Set task: Select the lines that hold the word "JSON" and copy each one.

Collected data entries:

## START

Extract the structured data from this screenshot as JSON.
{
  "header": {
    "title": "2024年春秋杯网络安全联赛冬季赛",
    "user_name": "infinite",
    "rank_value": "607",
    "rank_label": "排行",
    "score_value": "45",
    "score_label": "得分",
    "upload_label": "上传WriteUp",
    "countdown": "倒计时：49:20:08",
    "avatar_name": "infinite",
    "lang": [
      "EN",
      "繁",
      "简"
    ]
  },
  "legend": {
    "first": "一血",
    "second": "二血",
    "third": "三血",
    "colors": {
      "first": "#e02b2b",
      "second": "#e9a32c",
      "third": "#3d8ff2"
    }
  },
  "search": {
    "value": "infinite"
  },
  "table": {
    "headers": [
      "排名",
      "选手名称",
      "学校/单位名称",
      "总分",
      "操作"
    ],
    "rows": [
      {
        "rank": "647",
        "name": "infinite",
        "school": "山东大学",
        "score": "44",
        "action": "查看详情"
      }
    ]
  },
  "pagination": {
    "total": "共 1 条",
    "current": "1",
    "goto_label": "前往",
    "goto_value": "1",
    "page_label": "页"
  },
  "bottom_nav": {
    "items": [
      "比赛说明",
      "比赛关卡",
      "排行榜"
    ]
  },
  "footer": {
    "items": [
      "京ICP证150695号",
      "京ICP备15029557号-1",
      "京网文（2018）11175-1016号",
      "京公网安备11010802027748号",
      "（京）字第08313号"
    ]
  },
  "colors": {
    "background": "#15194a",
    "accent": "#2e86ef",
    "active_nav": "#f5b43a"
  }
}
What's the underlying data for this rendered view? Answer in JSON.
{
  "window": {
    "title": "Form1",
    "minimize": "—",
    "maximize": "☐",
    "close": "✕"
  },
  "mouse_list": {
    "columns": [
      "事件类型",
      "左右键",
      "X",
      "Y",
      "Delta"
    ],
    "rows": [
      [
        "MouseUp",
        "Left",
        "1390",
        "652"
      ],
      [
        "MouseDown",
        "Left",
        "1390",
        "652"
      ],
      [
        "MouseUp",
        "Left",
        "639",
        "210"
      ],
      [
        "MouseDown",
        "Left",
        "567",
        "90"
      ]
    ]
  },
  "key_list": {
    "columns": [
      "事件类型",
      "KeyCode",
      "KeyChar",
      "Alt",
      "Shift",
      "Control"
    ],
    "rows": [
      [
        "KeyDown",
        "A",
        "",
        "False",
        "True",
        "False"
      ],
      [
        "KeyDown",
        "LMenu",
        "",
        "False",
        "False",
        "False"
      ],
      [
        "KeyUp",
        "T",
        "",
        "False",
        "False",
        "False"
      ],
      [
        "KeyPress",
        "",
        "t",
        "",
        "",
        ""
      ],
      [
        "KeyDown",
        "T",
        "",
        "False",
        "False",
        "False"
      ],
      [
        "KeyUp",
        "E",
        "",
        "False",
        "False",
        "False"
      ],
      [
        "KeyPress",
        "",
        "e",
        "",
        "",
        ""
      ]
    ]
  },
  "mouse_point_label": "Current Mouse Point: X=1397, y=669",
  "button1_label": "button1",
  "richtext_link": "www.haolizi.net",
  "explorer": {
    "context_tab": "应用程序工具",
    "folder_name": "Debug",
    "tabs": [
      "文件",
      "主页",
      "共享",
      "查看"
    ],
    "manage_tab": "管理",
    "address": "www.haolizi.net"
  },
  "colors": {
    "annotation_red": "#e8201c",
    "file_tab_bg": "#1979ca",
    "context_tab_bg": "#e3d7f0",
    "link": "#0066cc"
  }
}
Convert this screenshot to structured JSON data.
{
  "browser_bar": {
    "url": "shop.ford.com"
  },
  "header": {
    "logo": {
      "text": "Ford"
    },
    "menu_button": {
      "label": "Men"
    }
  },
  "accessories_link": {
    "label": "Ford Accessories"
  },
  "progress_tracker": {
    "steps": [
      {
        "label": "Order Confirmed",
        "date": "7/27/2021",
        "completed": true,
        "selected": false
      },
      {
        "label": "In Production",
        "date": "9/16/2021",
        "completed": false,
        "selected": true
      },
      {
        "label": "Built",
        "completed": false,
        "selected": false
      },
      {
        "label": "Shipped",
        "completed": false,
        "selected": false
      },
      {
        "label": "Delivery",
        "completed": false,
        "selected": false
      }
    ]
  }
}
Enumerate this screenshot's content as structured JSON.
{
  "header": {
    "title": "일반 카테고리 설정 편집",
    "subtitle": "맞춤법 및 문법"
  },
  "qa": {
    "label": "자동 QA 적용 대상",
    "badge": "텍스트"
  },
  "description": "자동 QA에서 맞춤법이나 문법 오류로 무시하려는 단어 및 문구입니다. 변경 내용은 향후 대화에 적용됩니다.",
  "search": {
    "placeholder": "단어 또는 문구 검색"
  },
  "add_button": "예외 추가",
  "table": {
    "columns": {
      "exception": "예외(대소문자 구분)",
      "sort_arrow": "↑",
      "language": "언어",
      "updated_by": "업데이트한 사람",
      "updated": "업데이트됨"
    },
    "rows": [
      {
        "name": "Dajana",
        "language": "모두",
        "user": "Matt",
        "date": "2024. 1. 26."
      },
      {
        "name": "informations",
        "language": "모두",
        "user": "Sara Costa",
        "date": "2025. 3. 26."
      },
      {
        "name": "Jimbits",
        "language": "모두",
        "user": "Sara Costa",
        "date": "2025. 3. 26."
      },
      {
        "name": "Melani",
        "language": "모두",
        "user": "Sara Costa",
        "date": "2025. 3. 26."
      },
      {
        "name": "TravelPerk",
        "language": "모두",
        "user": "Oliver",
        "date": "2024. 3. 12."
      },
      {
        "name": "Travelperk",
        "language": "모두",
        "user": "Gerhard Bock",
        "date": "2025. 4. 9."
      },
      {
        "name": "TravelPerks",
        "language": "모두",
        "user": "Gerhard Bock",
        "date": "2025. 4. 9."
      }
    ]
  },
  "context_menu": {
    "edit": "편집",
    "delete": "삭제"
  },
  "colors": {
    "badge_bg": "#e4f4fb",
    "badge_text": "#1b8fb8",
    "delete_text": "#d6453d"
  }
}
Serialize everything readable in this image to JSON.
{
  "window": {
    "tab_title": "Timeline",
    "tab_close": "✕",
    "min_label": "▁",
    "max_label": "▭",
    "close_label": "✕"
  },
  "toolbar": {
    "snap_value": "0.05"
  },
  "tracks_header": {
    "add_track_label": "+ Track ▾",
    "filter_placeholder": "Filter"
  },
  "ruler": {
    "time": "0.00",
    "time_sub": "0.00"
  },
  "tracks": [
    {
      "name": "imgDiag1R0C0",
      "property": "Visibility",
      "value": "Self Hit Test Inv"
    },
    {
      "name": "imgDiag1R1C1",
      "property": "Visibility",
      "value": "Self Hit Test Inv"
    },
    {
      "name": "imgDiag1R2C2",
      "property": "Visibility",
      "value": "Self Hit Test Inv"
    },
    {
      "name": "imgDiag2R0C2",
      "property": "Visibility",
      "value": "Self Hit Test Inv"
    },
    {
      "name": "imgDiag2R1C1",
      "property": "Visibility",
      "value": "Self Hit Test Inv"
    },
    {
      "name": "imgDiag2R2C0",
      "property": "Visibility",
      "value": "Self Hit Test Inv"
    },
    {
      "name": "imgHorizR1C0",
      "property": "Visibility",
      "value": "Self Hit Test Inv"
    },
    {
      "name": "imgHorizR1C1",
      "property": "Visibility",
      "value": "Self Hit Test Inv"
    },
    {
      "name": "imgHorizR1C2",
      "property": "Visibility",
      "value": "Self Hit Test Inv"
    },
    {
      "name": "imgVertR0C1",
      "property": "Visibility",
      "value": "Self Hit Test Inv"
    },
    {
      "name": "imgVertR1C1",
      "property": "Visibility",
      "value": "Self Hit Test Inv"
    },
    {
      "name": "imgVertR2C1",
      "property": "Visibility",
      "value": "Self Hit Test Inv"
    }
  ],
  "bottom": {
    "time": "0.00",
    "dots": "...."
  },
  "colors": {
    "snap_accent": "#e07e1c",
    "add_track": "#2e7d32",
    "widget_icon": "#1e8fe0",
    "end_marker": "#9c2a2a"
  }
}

## END

Response to the exercise:
Extract the structured data from this screenshot as JSON.
What's the underlying data for this rendered view? Answer in JSON.
Convert this screenshot to structured JSON data.
Enumerate this screenshot's content as structured JSON.
Serialize everything readable in this image to JSON.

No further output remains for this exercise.